This invention relates to the art of making heat fused titanium boride bodies useful as cutting tools, particularly for aluminum based materials.
Considerable interest, as a potential tool material, has been aroused in the use of abrasion resistant materials which consist of or contain boron, usually in the form of a boride of titanium. The material is usually fabricated by cementing together the titanium boride material with a metallic binder which may include iron, nickel, or cobalt. However, utilizing such metal binders has not met with success because of (a) unsatisfactory strength and hardness at high temperatures, and (b) the processing temperature required for formation of the bond between the particles is too high (see U.S. Pat. No. 3,256,072).
To create a higher density sintered body with higher mechanical strength, the art has attempted to replace such metal binders with a combination of two separate components, the first of which includes a nickel phosphide or nickel phosphorus alloy, and the second consists of a metal selected from the group comprising chromium, molybdenum, rhenium, and the like, or a metal diboride, chromium diboride, or zirconium diboride (see U.S. Pat. No. 4,246,027). However, this particular replacement and chemistry has not proved entirely successful because the resulting combination of hardness and strength still remains below desired levels and still requires expensive hot pressing to achieve densification.
But, more importantly, the presence of phosphorus in this prior art material can make the material unsuitable for machining aluminum based materials due to embrittlement.
The invention herein disclosed includes both a method of making and a method of using a high density, high strength titanium diboride comprising material. The method of making essentially comprises: (a) compacting a powder mixture milled to a maximum particle size of 5 microns and consisting essentially of titanium diboride, 5-20% by weight of a metal binder with the elements thereof selected from the group consisting of cobalt, nickel and iron, up to 1.0% oxygen, and up to 2% graphite, the mixture being compacted into a body of less than required density; and (b) the compact is sintered by heating to a temperature sufficient to densify the compact to at least 97% of full theoretical density. Preferably, the metal binder consists of an alloy of iron and nickel with the nickel occupying 20-50% of the alloy. Alternatively, the binder may consist of an alloy comprising iron, nickel, and cobalt with nickel occupying 5-10% of the alloy and cobalt constituting 2.5-5% of the alloy.

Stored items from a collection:
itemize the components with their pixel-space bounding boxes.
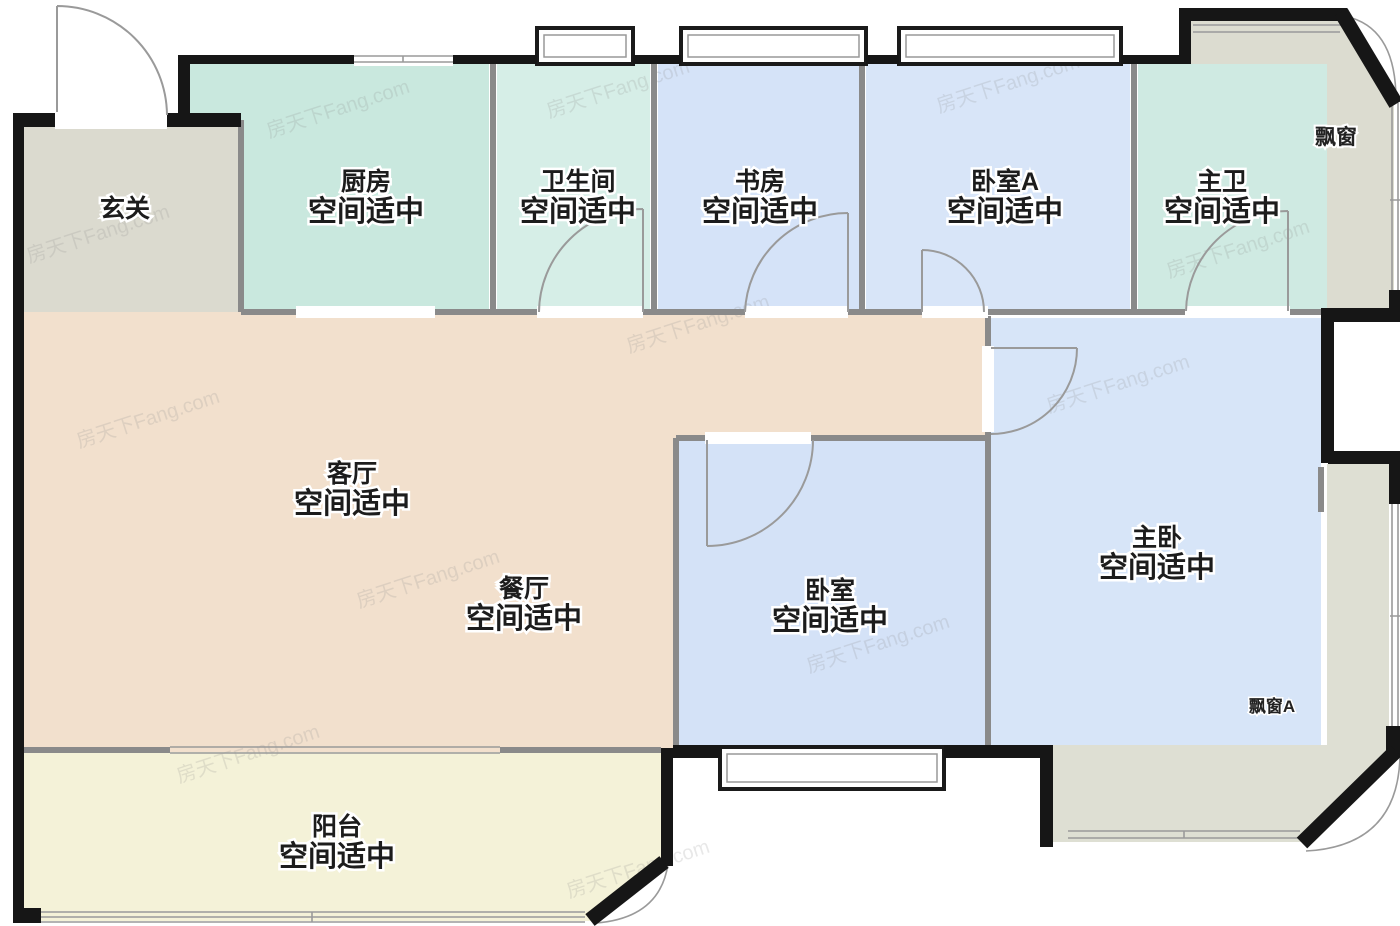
bay-window-right-glass xyxy=(1390,103,1400,298)
label-bathroom-note: 空间适中 xyxy=(520,194,636,228)
study-window-bay xyxy=(681,28,866,64)
label-foyer: 玄关 xyxy=(100,194,150,223)
label-bay-window: 飘窗 xyxy=(1315,125,1357,149)
bedroom-opening xyxy=(705,432,811,444)
label-master-bath-name: 主卫 xyxy=(1197,168,1247,196)
bedroom-a-window-bay xyxy=(899,28,1121,64)
label-master-bedroom-name: 主卧 xyxy=(1132,524,1182,552)
label-living-note: 空间适中 xyxy=(294,486,410,520)
entrance-opening xyxy=(55,109,167,129)
label-balcony-name: 阳台 xyxy=(312,812,362,841)
floor-plan-drawing: 房天下Fang.com 房天下Fang.com 房天下Fang.com 房天下F… xyxy=(0,0,1400,926)
label-bay-window-a: 飘窗A xyxy=(1249,696,1295,716)
wall-top-a xyxy=(178,55,354,64)
room-fills xyxy=(23,20,1400,921)
label-bedroom-note: 空间适中 xyxy=(772,603,888,637)
label-bedroom-a-name: 卧室A xyxy=(971,167,1039,196)
wall-left xyxy=(13,113,24,923)
label-dining-note: 空间适中 xyxy=(466,601,582,635)
wall-top-d xyxy=(866,55,899,64)
master-bedroom-opening xyxy=(982,346,994,432)
label-study-name: 书房 xyxy=(735,167,785,196)
wall-notch-left xyxy=(1321,308,1334,463)
entrance-door-arc xyxy=(57,6,167,115)
label-dining-name: 餐厅 xyxy=(499,575,549,603)
wall-kitchen-connector xyxy=(178,55,190,119)
label-master-bath-note: 空间适中 xyxy=(1164,194,1280,228)
wall-top-c xyxy=(633,55,681,64)
label-bathroom-name: 卫生间 xyxy=(540,168,615,196)
floor-plan: 房天下Fang.com 房天下Fang.com 房天下Fang.com 房天下F… xyxy=(0,0,1400,926)
label-living-name: 客厅 xyxy=(327,459,377,488)
bay-window-a-strip xyxy=(1327,464,1389,752)
label-bedroom-name: 卧室 xyxy=(805,576,855,605)
wall-bedroom-bottom-left xyxy=(673,745,720,758)
kitchen-opening xyxy=(296,306,435,318)
wall-foyer-top-left xyxy=(13,113,57,127)
bathroom-window-bay xyxy=(537,28,633,64)
side-strip-glass xyxy=(1390,501,1400,730)
wall-bedroom-bottom-right xyxy=(944,745,987,758)
label-kitchen-name: 厨房 xyxy=(341,167,391,196)
study-opening xyxy=(745,306,848,318)
wall-balcony-corner-foot xyxy=(13,908,41,923)
bathroom-opening xyxy=(537,306,643,318)
master-bath-opening xyxy=(1185,306,1290,318)
label-bedroom-a-note: 空间适中 xyxy=(947,194,1063,228)
wall-top-b xyxy=(453,55,537,64)
wall-bay-a-left xyxy=(1040,745,1053,847)
label-study-note: 空间适中 xyxy=(702,194,818,228)
bedroom-a-opening xyxy=(922,306,988,318)
wall-balcony-right xyxy=(661,748,673,866)
wall-bay-top xyxy=(1179,8,1347,21)
label-kitchen-note: 空间适中 xyxy=(308,194,424,228)
label-master-bedroom-note: 空间适中 xyxy=(1099,550,1215,584)
wall-strip-top-right xyxy=(1389,451,1400,504)
label-balcony-note: 空间适中 xyxy=(279,839,395,873)
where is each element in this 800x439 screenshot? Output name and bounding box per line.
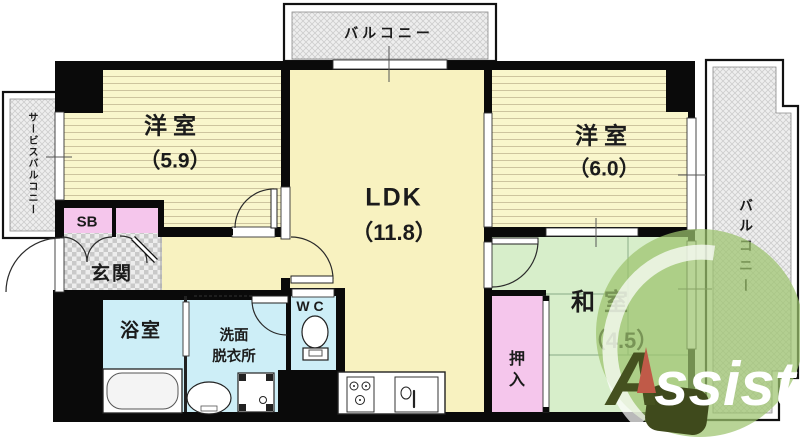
room-west2-size: （6.0） — [568, 159, 639, 180]
washing-machine-icon — [238, 373, 274, 412]
west1-door-opening — [232, 227, 275, 237]
west1-door-frame — [281, 187, 290, 239]
entrance-door-arc — [6, 238, 60, 292]
room-west1-label: 洋室 — [144, 115, 202, 138]
room-japanese-label: 和室 — [571, 291, 637, 315]
washroom-door-leaf — [252, 296, 288, 303]
bathroom-label: 浴室 — [120, 322, 162, 341]
washroom-label-line2: 脱衣所 — [212, 350, 256, 365]
hallway-floor — [158, 230, 290, 298]
oshiire-slider — [543, 296, 549, 412]
entrance-label: 玄関 — [91, 265, 133, 284]
service-balcony-label: サービスバルコニー — [26, 112, 36, 216]
floor-plan: 洋室 （5.9） LDK （11.8） 洋室 （6.0） 和室 （4.5） 玄関… — [0, 0, 800, 425]
balcony-right-label: バルコニー — [739, 198, 753, 298]
toilet-label: WC — [296, 299, 327, 313]
kitchen-sink-icon — [395, 377, 438, 412]
room-japanese-size: （4.5） — [584, 330, 659, 352]
room-west1-size: （5.9） — [139, 151, 210, 172]
wc-door-frame — [292, 289, 334, 297]
room-ldk-size: （11.8） — [351, 222, 437, 244]
west2-balcony-door — [687, 118, 696, 230]
japanese-door-opening — [484, 242, 492, 288]
closet-oshiire-label: 押入 — [506, 350, 522, 392]
bathroom-slider — [183, 302, 189, 356]
japanese-door-leaf — [492, 238, 538, 244]
floor-plan-drawing — [0, 0, 800, 425]
washbasin-icon — [187, 382, 231, 414]
hall-ldk-door-leaf — [291, 276, 333, 283]
toilet-icon — [302, 316, 328, 360]
bathtub-icon — [103, 369, 182, 413]
room-west2-floor — [486, 68, 695, 230]
washroom-label-line1: 洗面 — [220, 329, 249, 344]
kitchen-counter — [338, 372, 445, 414]
shoe-box-label: SB — [77, 215, 98, 230]
stove-icon — [347, 377, 374, 412]
west2-japanese-slider — [546, 228, 638, 236]
west1-door-leaf — [271, 189, 277, 228]
shoe-box-2 — [116, 208, 158, 235]
ldk-west2-slider — [484, 113, 492, 227]
balcony-top-label: バルコニー — [344, 26, 434, 40]
japanese-balcony-door — [687, 241, 696, 349]
room-ldk-label: LDK — [365, 186, 422, 211]
balcony-top-door — [333, 60, 447, 69]
service-balcony-door — [55, 112, 64, 200]
entrance-door-leaf — [55, 238, 64, 292]
room-west2-label: 洋室 — [575, 125, 633, 148]
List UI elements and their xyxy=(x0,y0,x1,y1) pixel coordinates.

- _WRITTEN EXERCISE A_:
In the titanium boride passage, write out the part again, starting at the words "To create a" and ending after "to achieve densification.", and switch "hot pressing" to "isostatic pressing".
- _WRITTEN EXERCISE B_:
Answer these questions from the titanium boride passage:
(i) Which metals may the metallic binder include in the usual way of cementing titanium boride?
(ii) To what share of full theoretical density is the compact sintered in the method of making?
(iii) What in the prior art material can make it unsuitable for machining aluminum based materials?

- _EXERCISE SOLUTION A_:
To create a higher density sintered body with higher mechanical strength, the art has attempted to replace such metal binders with a combination of two separate components, the first of which includes a nickel phosphide or nickel phosphorus alloy, and the second consists of a metal selected from the group comprising chromium, molybdenum, rhenium, and the like, or a metal diboride, chromium diboride, or zirconium diboride (see U.S. Pat. No. 4,246,027). However, this particular replacement and chemistry has not proved entirely successful because the resulting combination of hardness and strength still remains below desired levels and still requires expensive isostatic pressing to achieve densification.

- _EXERCISE SOLUTION B_:
(i) Iron, nickel, or cobalt.
(ii) At least 97%.
(iii) The presence of phosphorus, due to embrittlement.